- [RECORD EXCERPTS]:
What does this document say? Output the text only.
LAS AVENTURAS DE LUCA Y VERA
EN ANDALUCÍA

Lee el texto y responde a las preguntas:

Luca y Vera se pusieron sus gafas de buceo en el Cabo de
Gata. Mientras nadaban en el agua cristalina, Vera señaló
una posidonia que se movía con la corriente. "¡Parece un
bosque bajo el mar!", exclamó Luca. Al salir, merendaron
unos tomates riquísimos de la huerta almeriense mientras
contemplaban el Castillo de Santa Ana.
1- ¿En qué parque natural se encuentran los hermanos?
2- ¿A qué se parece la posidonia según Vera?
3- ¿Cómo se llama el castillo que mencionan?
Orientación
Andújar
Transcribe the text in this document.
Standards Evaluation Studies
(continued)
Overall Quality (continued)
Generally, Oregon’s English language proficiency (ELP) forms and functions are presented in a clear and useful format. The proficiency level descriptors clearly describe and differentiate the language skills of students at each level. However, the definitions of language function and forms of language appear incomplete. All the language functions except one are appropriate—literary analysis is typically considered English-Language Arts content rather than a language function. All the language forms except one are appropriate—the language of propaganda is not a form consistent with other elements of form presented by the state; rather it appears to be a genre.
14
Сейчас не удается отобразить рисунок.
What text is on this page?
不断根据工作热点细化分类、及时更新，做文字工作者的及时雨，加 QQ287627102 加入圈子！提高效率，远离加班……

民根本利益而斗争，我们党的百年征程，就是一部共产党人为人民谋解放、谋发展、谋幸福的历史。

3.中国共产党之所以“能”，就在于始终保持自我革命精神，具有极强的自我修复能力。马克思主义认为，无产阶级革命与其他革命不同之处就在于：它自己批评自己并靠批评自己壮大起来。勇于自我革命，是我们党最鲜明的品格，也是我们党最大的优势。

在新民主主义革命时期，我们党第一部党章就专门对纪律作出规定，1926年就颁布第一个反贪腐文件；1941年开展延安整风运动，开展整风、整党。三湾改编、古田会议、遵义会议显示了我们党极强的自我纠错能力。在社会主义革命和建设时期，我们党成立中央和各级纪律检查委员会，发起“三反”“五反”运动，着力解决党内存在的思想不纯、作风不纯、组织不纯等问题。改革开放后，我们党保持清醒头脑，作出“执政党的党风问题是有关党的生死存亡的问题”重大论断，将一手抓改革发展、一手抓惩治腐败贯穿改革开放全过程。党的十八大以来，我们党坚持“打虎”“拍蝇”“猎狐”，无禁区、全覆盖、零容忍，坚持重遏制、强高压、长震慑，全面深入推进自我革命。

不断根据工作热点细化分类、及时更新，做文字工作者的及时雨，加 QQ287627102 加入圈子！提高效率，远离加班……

- [WHAT YOU NEED TO DO]: Copy each line above that contains the word "document".

- [FULL SOLUTION]:
What does this document say? Output the text only.
Transcribe the text in this document.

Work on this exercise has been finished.